--- Provided records ---
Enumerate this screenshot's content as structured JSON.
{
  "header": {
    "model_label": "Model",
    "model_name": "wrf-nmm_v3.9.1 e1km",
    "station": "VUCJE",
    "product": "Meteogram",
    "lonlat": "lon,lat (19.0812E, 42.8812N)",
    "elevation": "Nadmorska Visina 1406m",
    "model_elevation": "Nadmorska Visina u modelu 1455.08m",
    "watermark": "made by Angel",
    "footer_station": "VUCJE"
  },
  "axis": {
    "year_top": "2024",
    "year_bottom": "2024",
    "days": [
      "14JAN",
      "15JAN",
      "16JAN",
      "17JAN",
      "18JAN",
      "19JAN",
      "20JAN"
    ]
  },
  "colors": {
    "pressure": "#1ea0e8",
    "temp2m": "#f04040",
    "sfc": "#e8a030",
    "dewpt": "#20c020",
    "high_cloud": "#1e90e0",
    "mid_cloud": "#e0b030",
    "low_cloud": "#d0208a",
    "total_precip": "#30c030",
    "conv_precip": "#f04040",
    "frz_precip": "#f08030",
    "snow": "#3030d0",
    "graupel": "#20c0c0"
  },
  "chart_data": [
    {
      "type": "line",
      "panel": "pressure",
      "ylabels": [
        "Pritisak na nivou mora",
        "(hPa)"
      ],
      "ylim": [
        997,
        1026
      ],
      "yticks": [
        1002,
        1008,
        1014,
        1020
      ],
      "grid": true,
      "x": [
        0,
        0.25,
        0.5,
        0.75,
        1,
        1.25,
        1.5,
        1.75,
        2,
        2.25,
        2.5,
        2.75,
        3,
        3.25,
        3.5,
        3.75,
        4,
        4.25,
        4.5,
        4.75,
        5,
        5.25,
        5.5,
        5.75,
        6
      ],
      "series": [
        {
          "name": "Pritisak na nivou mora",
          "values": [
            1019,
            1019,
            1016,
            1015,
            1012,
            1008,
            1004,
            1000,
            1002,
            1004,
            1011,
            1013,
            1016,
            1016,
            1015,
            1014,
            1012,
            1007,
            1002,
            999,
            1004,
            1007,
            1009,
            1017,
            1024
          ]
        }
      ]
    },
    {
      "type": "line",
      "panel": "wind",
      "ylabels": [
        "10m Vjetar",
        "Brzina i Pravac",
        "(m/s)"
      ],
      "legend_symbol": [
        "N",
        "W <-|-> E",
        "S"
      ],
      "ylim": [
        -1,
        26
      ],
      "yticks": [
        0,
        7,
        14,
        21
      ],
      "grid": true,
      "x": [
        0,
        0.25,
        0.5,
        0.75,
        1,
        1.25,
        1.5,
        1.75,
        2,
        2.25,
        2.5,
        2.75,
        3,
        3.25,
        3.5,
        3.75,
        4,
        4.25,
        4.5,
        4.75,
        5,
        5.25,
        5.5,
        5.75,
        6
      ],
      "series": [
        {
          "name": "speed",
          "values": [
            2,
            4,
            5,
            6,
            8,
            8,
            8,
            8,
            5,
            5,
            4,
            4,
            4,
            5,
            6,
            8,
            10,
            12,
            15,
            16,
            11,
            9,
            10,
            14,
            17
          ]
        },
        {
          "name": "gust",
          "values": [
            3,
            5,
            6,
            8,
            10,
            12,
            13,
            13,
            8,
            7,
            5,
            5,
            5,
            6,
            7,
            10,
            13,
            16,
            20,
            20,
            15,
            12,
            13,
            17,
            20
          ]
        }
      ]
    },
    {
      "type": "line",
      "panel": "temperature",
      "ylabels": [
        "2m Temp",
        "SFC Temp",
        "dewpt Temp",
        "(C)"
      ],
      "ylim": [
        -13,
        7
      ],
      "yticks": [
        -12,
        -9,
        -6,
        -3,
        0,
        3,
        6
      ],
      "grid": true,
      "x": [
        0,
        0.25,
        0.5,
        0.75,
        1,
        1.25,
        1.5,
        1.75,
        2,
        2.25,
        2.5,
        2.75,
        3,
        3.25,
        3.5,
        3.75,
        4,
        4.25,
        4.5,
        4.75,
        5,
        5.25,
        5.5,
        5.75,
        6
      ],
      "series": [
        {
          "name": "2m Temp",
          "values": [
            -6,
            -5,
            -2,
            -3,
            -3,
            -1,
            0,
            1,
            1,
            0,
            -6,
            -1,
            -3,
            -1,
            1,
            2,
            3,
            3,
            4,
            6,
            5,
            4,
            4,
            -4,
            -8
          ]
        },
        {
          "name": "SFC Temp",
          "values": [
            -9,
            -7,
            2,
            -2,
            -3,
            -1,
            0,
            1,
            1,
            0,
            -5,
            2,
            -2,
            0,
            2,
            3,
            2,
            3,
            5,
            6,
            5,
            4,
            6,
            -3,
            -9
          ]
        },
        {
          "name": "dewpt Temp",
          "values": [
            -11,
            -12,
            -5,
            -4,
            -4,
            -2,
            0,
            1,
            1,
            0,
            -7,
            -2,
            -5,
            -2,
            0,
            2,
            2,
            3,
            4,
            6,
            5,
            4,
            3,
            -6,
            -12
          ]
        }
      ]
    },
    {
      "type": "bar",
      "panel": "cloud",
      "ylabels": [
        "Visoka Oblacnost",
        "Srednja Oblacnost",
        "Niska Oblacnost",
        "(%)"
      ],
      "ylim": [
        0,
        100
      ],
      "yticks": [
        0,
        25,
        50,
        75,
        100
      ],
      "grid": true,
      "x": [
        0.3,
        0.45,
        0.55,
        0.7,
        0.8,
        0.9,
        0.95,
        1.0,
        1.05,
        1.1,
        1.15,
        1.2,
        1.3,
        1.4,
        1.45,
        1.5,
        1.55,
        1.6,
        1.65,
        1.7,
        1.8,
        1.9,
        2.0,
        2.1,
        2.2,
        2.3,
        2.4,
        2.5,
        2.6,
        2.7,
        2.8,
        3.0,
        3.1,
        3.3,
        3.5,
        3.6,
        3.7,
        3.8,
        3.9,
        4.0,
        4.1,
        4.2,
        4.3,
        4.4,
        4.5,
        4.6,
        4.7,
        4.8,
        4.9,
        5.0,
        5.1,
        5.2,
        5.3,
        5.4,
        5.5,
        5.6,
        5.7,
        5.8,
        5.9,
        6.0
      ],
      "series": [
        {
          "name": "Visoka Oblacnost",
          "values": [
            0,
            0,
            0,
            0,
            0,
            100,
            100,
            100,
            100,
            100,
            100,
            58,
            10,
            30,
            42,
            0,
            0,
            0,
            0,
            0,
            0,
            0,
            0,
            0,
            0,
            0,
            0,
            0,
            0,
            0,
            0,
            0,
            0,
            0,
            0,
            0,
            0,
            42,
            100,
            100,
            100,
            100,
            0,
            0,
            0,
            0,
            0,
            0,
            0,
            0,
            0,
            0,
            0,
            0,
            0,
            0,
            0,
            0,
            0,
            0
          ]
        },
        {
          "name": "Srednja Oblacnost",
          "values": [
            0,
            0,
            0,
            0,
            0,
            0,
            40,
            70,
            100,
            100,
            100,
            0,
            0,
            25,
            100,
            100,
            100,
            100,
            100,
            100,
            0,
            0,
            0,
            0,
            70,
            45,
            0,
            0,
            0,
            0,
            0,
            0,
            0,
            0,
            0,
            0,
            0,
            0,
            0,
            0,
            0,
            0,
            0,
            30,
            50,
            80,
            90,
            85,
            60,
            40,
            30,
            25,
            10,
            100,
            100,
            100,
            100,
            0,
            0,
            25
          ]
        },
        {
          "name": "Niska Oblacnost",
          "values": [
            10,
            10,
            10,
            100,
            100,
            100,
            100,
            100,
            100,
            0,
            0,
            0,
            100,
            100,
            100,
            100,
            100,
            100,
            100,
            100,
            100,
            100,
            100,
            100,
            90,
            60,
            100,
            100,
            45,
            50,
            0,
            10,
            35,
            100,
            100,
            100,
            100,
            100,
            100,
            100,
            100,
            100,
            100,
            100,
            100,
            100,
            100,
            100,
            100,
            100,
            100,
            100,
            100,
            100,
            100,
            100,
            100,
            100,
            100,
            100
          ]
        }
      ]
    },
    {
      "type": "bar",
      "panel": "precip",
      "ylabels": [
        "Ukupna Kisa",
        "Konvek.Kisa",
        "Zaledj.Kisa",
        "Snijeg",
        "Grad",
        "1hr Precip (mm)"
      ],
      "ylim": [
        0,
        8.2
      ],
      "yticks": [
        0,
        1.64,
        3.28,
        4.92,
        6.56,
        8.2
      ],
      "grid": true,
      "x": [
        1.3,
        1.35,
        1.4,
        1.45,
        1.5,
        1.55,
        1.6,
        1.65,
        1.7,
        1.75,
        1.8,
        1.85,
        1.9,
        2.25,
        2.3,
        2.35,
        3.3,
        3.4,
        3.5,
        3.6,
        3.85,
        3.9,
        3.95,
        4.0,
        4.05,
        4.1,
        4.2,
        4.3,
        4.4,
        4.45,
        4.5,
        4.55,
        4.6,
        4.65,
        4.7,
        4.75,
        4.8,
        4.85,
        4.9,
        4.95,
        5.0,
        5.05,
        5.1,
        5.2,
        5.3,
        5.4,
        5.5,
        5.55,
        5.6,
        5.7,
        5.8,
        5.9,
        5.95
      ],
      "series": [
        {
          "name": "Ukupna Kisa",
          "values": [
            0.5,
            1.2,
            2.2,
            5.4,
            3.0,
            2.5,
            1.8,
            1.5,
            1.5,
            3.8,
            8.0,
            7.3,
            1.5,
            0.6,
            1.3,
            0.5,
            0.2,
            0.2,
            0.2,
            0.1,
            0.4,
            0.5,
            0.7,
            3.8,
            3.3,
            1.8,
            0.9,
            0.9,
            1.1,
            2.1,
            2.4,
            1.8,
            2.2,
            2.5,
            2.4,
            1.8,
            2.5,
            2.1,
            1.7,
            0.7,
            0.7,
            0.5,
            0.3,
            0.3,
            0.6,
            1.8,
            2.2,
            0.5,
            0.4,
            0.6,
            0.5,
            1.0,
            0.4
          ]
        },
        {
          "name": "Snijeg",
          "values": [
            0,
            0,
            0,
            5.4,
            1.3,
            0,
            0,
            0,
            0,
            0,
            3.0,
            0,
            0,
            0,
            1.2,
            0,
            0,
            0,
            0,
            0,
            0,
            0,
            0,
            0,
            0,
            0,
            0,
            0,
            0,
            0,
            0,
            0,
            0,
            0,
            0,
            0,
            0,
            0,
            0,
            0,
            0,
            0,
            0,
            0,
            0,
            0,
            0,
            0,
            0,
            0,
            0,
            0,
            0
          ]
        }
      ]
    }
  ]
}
---
# Short task
Sift through the entries and copy every line with "dewpt".

# Written solution
    "dewpt": "#20c020",
        "dewpt Temp",
          "name": "dewpt Temp",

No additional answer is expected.